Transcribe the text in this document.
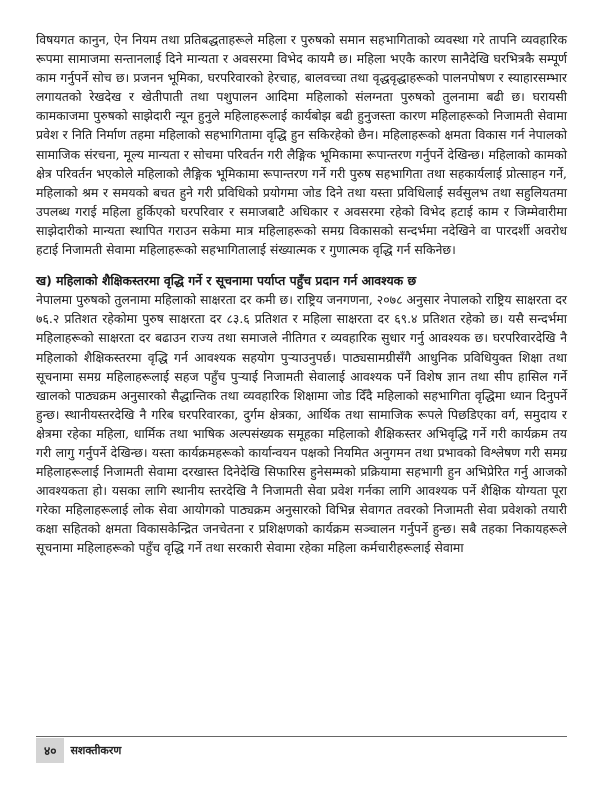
विषयगत कानुन, ऐन नियम तथा प्रतिबद्धताहरूले महिला र पुरुषको समान सहभागिताको व्यवस्था गरे तापनि व्यवहारिक रूपमा सामाजमा सन्तानलाई दिने मान्यता र अवसरमा विभेद कायमै छ। महिला भएकै कारण सानैदेखि घरभित्रकै सम्पूर्ण काम गर्नुपर्ने सोच छ। प्रजनन भूमिका, घरपरिवारको हेरचाह, बालवच्चा तथा वृद्धवृद्धाहरूको पालनपोषण र स्याहारसम्भार लगायतको रेखदेख र खेतीपाती तथा पशुपालन आदिमा महिलाको संलग्नता पुरुषको तुलनामा बढी छ। घरायसी कामकाजमा पुरुषको साझेदारी न्यून हुनुले महिलाहरूलाई कार्यबोझ बढी हुनुजस्ता कारण महिलाहरूको निजामती सेवामा प्रवेश र निति निर्माण तहमा महिलाको सहभागितामा वृद्धि हुन सकिरहेको छैन। महिलाहरूको क्षमता विकास गर्न नेपालको सामाजिक संरचना, मूल्य मान्यता र सोचमा परिवर्तन गरी लैङ्गिक भूमिकामा रूपान्तरण गर्नुपर्ने देखिन्छ। महिलाको कामको क्षेत्र परिवर्तन भएकोले महिलाको लैङ्गिक भूमिकामा रूपान्तरण गर्ने गरी पुरुष सहभागिता तथा सहकार्यलाई प्रोत्साहन गर्ने, महिलाको श्रम र समयको बचत हुने गरी प्रविधिको प्रयोगमा जोड दिने तथा यस्ता प्रविधिलाई सर्वसुलभ तथा सहुलियतमा उपलब्ध गराई महिला हुर्किएको घरपरिवार र समाजबाटै अधिकार र अवसरमा रहेको विभेद हटाई काम र जिम्मेवारीमा साझेदारीको मान्यता स्थापित गराउन सकेमा मात्र महिलाहरूको समग्र विकासको सन्दर्भमा नदेखिने वा पारदर्शी अवरोध हटाई निजामती सेवामा महिलाहरूको सहभागितालाई संख्यात्मक र गुणात्मक वृद्धि गर्न सकिनेछ।

ख) महिलाको शैक्षिकस्तरमा वृद्धि गर्ने र सूचनामा पर्याप्त पहुँच प्रदान गर्न आवश्यक छ

नेपालमा पुरुषको तुलनामा महिलाको साक्षरता दर कमी छ। राष्ट्रिय जनगणना, २०७८ अनुसार नेपालको राष्ट्रिय साक्षरता दर ७६.२ प्रतिशत रहेकोमा पुरुष साक्षरता दर ८३.६ प्रतिशत र महिला साक्षरता दर ६९.४ प्रतिशत रहेको छ। यसै सन्दर्भमा महिलाहरूको साक्षरता दर बढाउन राज्य तथा समाजले नीतिगत र व्यवहारिक सुधार गर्नु आवश्यक छ। घरपरिवारदेखि नै महिलाको शैक्षिकस्तरमा वृद्धि गर्न आवश्यक सहयोग पुऱ्याउनुपर्छ। पाठ्यसामग्रीसँगै आधुनिक प्रविधियुक्त शिक्षा तथा सूचनामा समग्र महिलाहरूलाई सहज पहुँच पुऱ्याई निजामती सेवालाई आवश्यक पर्ने विशेष ज्ञान तथा सीप हासिल गर्ने खालको पाठ्यक्रम अनुसारको सैद्धान्तिक तथा व्यवहारिक शिक्षामा जोड दिँदै महिलाको सहभागिता वृद्धिमा ध्यान दिनुपर्ने हुन्छ। स्थानीयस्तरदेखि नै गरिब घरपरिवारका, दुर्गम क्षेत्रका, आर्थिक तथा सामाजिक रूपले पिछडिएका वर्ग, समुदाय र क्षेत्रमा रहेका महिला, धार्मिक तथा भाषिक अल्पसंख्यक समूहका महिलाको शैक्षिकस्तर अभिवृद्धि गर्ने गरी कार्यक्रम तय गरी लागु गर्नुपर्ने देखिन्छ। यस्ता कार्यक्रमहरूको कार्यान्वयन पक्षको नियमित अनुगमन तथा प्रभावको विश्लेषण गरी समग्र महिलाहरूलाई निजामती सेवामा दरखास्त दिनेदेखि सिफारिस हुनेसम्मको प्रक्रियामा सहभागी हुन अभिप्रेरित गर्नु आजको आवश्यकता हो। यसका लागि स्थानीय स्तरदेखि नै निजामती सेवा प्रवेश गर्नका लागि आवश्यक पर्ने शैक्षिक योग्यता पूरा गरेका महिलाहरूलाई लोक सेवा आयोगको पाठ्यक्रम अनुसारको विभिन्न सेवागत तवरको निजामती सेवा प्रवेशको तयारी कक्षा सहितको क्षमता विकासकेन्द्रित जनचेतना र प्रशिक्षणको कार्यक्रम सञ्चालन गर्नुपर्ने हुन्छ। सबै तहका निकायहरूले सूचनामा महिलाहरूको पहुँच वृद्धि गर्ने तथा सरकारी सेवामा रहेका महिला कर्मचारीहरूलाई सेवामा

४०	सशक्तीकरण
..............................
-- Aim of the task --
Word for word, quote the lines above. Omit the pictures.

-- Expected answer --
Transcribe the text in this document.
विषयगत कानुन, ऐन नियम तथा प्रतिबद्धताहरूले महिला र पुरुषको समान सहभागिताको व्यवस्था गरे तापनि व्यवहारिक रूपमा सामाजमा सन्तानलाई दिने मान्यता र अवसरमा विभेद कायमै छ। महिला भएकै कारण सानैदेखि घरभित्रकै सम्पूर्ण काम गर्नुपर्ने सोच छ। प्रजनन भूमिका, घरपरिवारको हेरचाह, बालवच्चा तथा वृद्धवृद्धाहरूको पालनपोषण र स्याहारसम्भार लगायतको रेखदेख र खेतीपाती तथा पशुपालन आदिमा महिलाको संलग्नता पुरुषको तुलनामा बढी छ। घरायसी कामकाजमा पुरुषको साझेदारी न्यून हुनुले महिलाहरूलाई कार्यबोझ बढी हुनुजस्ता कारण महिलाहरूको निजामती सेवामा प्रवेश र निति निर्माण तहमा महिलाको सहभागितामा वृद्धि हुन सकिरहेको छैन। महिलाहरूको क्षमता विकास गर्न नेपालको सामाजिक संरचना, मूल्य मान्यता र सोचमा परिवर्तन गरी लैङ्गिक भूमिकामा रूपान्तरण गर्नुपर्ने देखिन्छ। महिलाको कामको क्षेत्र परिवर्तन भएकोले महिलाको लैङ्गिक भूमिकामा रूपान्तरण गर्ने गरी पुरुष सहभागिता तथा सहकार्यलाई प्रोत्साहन गर्ने, महिलाको श्रम र समयको बचत हुने गरी प्रविधिको प्रयोगमा जोड दिने तथा यस्ता प्रविधिलाई सर्वसुलभ तथा सहुलियतमा उपलब्ध गराई महिला हुर्किएको घरपरिवार र समाजबाटै अधिकार र अवसरमा रहेको विभेद हटाई काम र जिम्मेवारीमा साझेदारीको मान्यता स्थापित गराउन सकेमा मात्र महिलाहरूको समग्र विकासको सन्दर्भमा नदेखिने वा पारदर्शी अवरोध हटाई निजामती सेवामा महिलाहरूको सहभागितालाई संख्यात्मक र गुणात्मक वृद्धि गर्न सकिनेछ।

ख) महिलाको शैक्षिकस्तरमा वृद्धि गर्ने र सूचनामा पर्याप्त पहुँच प्रदान गर्न आवश्यक छ

नेपालमा पुरुषको तुलनामा महिलाको साक्षरता दर कमी छ। राष्ट्रिय जनगणना, २०७८ अनुसार नेपालको राष्ट्रिय साक्षरता दर ७६.२ प्रतिशत रहेकोमा पुरुष साक्षरता दर ८३.६ प्रतिशत र महिला साक्षरता दर ६९.४ प्रतिशत रहेको छ। यसै सन्दर्भमा महिलाहरूको साक्षरता दर बढाउन राज्य तथा समाजले नीतिगत र व्यवहारिक सुधार गर्नु आवश्यक छ। घरपरिवारदेखि नै महिलाको शैक्षिकस्तरमा वृद्धि गर्न आवश्यक सहयोग पुऱ्याउनुपर्छ। पाठ्यसामग्रीसँगै आधुनिक प्रविधियुक्त शिक्षा तथा सूचनामा समग्र महिलाहरूलाई सहज पहुँच पुऱ्याई निजामती सेवालाई आवश्यक पर्ने विशेष ज्ञान तथा सीप हासिल गर्ने खालको पाठ्यक्रम अनुसारको सैद्धान्तिक तथा व्यवहारिक शिक्षामा जोड दिँदै महिलाको सहभागिता वृद्धिमा ध्यान दिनुपर्ने हुन्छ। स्थानीयस्तरदेखि नै गरिब घरपरिवारका, दुर्गम क्षेत्रका, आर्थिक तथा सामाजिक रूपले पिछडिएका वर्ग, समुदाय र क्षेत्रमा रहेका महिला, धार्मिक तथा भाषिक अल्पसंख्यक समूहका महिलाको शैक्षिकस्तर अभिवृद्धि गर्ने गरी कार्यक्रम तय गरी लागु गर्नुपर्ने देखिन्छ। यस्ता कार्यक्रमहरूको कार्यान्वयन पक्षको नियमित अनुगमन तथा प्रभावको विश्लेषण गरी समग्र महिलाहरूलाई निजामती सेवामा दरखास्त दिनेदेखि सिफारिस हुनेसम्मको प्रक्रियामा सहभागी हुन अभिप्रेरित गर्नु आजको आवश्यकता हो। यसका लागि स्थानीय स्तरदेखि नै निजामती सेवा प्रवेश गर्नका लागि आवश्यक पर्ने शैक्षिक योग्यता पूरा गरेका महिलाहरूलाई लोक सेवा आयोगको पाठ्यक्रम अनुसारको विभिन्न सेवागत तवरको निजामती सेवा प्रवेशको तयारी कक्षा सहितको क्षमता विकासकेन्द्रित जनचेतना र प्रशिक्षणको कार्यक्रम सञ्चालन गर्नुपर्ने हुन्छ। सबै तहका निकायहरूले सूचनामा महिलाहरूको पहुँच वृद्धि गर्ने तथा सरकारी सेवामा रहेका महिला कर्मचारीहरूलाई सेवामा

४०	सशक्तीकरण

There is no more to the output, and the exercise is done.